Wherever the string "объектов" occurs in a line of these records, report that line.

Collection entries:
------------
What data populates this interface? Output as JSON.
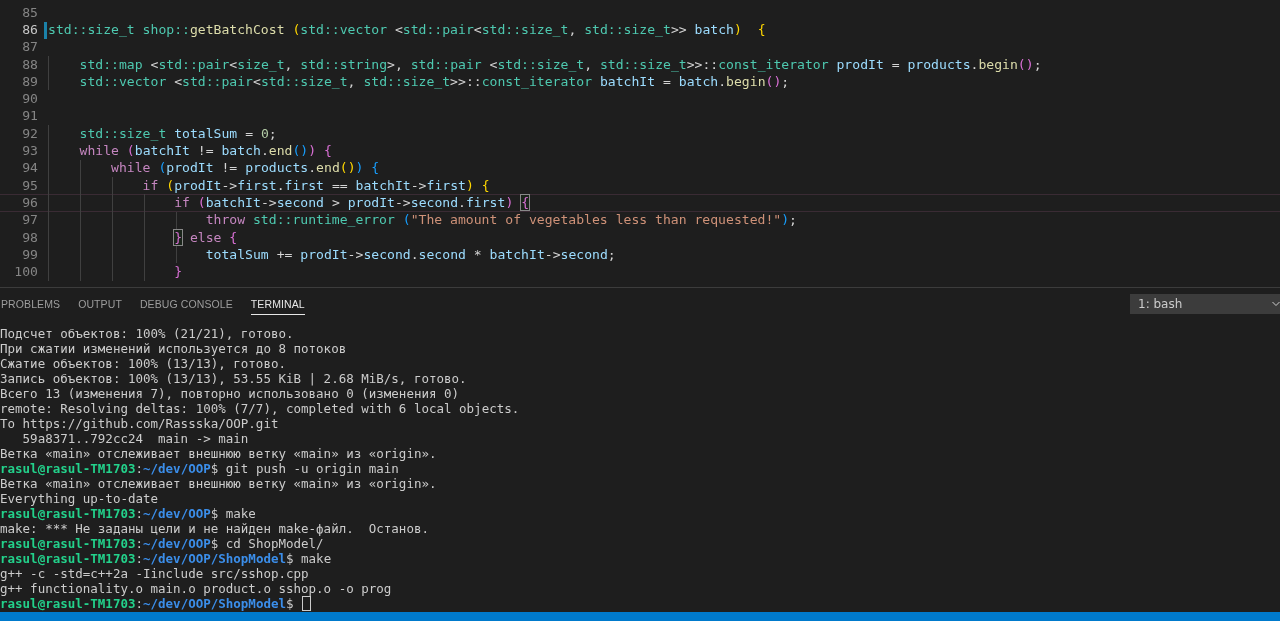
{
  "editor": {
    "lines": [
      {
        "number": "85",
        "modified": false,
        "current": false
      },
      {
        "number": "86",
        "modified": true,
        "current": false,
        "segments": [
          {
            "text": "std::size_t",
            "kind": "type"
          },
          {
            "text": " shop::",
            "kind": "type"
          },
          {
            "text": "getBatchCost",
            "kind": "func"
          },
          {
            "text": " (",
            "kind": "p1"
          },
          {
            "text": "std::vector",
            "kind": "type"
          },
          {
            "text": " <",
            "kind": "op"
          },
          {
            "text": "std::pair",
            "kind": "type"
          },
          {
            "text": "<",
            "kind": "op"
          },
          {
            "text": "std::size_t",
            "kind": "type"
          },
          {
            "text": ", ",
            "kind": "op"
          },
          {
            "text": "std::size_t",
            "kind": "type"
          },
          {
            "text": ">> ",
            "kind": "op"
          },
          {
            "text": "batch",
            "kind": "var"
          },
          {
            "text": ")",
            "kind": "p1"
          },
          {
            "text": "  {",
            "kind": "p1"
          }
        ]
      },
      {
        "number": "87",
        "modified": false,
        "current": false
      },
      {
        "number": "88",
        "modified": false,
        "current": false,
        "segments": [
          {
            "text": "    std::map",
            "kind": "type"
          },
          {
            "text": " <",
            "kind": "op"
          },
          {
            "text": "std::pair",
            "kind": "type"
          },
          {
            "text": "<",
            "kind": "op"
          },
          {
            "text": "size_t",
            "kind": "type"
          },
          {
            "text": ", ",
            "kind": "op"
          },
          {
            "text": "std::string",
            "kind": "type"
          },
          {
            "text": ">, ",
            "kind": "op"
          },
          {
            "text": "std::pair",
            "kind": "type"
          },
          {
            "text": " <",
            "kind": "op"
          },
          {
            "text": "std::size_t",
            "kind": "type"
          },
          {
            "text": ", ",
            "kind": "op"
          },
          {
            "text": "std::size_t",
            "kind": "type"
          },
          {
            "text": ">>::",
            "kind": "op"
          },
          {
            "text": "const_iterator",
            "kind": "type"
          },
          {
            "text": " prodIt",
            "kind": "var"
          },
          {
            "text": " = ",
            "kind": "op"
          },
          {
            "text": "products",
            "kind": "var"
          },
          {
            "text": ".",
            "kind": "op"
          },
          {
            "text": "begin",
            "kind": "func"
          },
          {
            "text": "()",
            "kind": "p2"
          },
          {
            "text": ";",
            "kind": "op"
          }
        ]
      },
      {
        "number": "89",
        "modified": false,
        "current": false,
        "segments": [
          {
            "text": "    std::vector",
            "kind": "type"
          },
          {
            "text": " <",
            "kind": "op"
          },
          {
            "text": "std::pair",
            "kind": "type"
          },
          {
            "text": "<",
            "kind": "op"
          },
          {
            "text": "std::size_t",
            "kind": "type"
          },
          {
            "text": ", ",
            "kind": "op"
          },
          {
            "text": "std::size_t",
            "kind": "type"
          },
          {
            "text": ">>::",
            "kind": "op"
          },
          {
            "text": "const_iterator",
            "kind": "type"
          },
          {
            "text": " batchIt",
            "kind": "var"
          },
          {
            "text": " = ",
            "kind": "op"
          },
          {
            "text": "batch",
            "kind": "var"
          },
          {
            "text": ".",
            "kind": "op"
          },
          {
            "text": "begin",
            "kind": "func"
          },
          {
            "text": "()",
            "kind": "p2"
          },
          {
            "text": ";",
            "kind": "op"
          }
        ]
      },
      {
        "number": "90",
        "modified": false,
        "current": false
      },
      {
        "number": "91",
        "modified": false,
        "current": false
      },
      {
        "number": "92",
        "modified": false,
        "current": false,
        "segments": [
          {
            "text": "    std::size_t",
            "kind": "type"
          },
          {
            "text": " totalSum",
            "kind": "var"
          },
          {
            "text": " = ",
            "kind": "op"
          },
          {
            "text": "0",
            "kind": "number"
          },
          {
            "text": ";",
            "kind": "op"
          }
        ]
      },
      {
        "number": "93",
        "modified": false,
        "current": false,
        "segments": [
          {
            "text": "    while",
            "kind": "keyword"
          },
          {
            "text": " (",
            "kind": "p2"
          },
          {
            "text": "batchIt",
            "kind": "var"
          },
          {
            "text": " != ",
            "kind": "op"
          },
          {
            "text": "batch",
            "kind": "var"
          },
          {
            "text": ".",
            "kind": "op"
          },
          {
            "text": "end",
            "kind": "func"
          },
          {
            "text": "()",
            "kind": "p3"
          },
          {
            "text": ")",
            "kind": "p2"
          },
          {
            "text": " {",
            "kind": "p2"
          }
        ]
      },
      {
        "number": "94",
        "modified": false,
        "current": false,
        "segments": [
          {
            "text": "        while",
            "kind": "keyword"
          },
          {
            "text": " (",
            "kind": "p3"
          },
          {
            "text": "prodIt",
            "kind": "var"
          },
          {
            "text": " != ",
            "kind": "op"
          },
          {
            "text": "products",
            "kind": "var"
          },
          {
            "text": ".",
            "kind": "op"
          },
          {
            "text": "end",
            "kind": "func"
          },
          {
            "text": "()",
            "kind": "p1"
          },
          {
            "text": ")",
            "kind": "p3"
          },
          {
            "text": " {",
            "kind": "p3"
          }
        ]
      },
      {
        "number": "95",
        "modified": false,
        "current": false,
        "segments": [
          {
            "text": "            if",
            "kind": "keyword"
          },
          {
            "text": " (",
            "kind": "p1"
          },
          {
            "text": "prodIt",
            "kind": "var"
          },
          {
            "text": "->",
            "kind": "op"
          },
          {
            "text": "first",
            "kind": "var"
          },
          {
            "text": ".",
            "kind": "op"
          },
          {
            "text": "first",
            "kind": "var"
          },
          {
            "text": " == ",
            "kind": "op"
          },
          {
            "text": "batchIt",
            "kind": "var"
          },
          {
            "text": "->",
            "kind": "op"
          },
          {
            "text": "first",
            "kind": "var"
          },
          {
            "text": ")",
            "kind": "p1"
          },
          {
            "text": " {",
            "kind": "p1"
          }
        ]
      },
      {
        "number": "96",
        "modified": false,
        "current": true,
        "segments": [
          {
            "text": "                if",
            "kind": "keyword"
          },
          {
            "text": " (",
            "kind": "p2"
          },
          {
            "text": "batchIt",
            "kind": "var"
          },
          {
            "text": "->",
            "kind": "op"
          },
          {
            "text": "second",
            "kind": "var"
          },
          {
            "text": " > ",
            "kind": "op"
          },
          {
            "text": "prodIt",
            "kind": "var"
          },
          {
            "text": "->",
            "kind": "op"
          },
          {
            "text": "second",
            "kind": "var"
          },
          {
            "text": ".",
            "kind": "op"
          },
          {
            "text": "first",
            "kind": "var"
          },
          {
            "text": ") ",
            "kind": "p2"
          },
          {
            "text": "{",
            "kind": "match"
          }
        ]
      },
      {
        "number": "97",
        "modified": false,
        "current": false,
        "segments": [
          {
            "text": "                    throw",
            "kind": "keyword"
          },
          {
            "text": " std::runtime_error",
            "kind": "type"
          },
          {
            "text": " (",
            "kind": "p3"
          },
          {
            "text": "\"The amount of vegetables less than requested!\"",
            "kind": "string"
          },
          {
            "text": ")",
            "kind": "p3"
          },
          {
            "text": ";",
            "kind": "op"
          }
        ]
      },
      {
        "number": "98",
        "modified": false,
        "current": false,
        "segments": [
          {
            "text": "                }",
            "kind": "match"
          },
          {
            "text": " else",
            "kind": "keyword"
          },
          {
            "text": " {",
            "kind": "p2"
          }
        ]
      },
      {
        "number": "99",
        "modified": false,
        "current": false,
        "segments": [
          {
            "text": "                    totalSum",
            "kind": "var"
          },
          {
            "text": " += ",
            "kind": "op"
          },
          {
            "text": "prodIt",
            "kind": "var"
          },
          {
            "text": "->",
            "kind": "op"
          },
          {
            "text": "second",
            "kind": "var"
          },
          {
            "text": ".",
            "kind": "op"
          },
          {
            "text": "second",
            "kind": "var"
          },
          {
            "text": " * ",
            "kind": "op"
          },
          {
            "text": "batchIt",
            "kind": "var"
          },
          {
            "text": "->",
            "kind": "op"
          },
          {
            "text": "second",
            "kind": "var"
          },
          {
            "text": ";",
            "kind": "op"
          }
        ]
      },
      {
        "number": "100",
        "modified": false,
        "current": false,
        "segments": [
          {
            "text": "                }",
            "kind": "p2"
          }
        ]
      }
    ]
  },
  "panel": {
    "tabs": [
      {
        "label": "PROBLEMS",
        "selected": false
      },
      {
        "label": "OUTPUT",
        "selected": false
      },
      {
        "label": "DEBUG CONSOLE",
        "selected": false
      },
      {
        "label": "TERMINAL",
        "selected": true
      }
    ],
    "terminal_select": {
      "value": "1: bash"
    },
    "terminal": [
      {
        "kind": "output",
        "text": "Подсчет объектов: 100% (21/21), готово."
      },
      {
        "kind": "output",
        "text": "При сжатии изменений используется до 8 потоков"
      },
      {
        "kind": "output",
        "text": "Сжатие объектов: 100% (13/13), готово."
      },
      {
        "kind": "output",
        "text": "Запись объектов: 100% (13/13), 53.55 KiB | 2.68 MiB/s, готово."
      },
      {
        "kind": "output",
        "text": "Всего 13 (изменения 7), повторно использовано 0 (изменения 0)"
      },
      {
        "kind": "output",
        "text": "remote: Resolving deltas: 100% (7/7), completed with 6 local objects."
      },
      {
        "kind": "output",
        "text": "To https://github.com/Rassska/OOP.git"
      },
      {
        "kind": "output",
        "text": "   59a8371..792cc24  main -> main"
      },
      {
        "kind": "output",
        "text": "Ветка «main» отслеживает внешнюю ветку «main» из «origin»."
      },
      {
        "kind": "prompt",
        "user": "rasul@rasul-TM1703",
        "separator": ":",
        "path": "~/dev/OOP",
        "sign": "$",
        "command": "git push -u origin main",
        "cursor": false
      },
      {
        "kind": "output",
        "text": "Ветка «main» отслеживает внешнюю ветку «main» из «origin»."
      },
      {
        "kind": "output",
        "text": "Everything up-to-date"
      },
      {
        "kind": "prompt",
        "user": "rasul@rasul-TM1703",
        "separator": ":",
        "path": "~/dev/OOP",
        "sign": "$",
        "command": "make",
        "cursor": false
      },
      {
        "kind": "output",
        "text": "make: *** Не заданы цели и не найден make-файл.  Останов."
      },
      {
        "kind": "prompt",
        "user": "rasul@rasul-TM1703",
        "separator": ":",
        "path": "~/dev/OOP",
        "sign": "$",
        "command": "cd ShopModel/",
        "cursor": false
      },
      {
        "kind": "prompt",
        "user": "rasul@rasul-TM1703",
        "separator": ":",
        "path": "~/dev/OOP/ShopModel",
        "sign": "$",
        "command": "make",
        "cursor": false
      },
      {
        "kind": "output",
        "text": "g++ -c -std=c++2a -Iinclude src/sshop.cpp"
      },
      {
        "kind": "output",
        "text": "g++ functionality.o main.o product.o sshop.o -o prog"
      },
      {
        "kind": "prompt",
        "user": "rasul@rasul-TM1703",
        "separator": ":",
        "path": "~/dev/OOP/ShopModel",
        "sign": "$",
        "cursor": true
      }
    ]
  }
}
------------
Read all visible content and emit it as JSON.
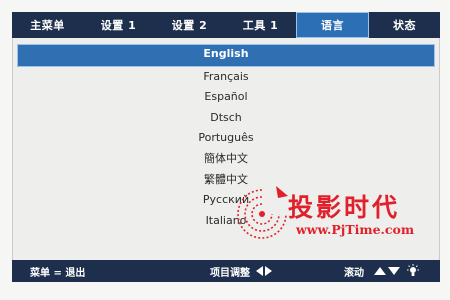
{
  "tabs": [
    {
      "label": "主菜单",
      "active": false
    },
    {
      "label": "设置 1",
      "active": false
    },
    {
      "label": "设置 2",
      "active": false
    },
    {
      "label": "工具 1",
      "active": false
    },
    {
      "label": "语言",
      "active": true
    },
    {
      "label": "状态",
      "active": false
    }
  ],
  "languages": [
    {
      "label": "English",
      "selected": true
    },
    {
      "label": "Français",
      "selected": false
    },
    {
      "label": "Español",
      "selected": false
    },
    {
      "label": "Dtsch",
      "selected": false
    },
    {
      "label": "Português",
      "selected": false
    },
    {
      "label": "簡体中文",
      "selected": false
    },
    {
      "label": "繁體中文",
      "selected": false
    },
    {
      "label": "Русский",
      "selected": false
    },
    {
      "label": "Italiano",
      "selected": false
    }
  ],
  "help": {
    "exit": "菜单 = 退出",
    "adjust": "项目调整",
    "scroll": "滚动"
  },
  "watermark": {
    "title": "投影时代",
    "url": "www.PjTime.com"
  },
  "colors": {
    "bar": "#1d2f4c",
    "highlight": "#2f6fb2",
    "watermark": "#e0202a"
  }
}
------------
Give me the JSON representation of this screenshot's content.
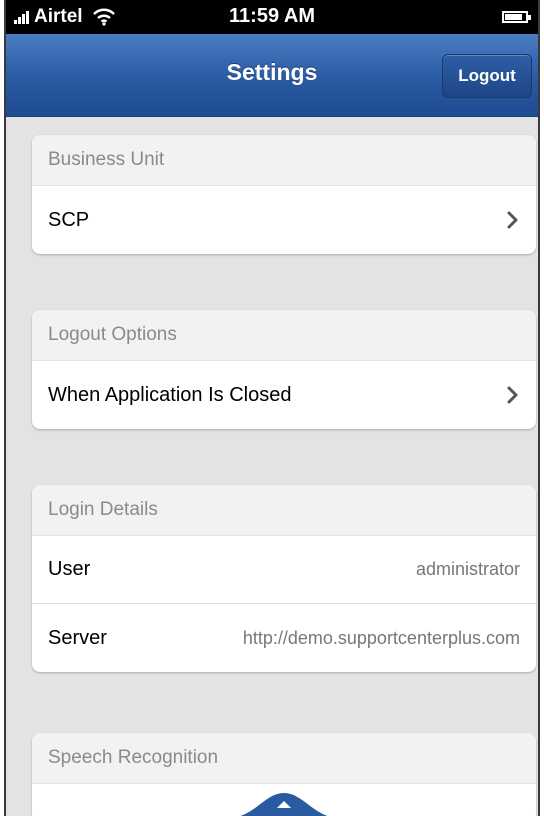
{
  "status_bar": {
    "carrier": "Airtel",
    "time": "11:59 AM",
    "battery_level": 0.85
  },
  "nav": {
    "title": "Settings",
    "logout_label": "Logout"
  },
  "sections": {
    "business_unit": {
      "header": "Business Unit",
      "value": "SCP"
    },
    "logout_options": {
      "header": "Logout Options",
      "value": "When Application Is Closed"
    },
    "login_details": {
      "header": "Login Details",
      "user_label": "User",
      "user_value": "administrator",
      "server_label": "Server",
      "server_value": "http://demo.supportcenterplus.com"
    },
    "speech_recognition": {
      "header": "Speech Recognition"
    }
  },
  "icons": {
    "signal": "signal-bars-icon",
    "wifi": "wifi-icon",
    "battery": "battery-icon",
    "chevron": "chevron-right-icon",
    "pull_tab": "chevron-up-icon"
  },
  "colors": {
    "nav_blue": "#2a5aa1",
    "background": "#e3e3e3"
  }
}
------------
RESULT OF THIS EXERCISE:
        "text": "Подсчет объектов: 100% (21/21), готово."
        "text": "Сжатие объектов: 100% (13/13), готово."
        "text": "Запись объектов: 100% (13/13), 53.55 KiB | 2.68 MiB/s, готово."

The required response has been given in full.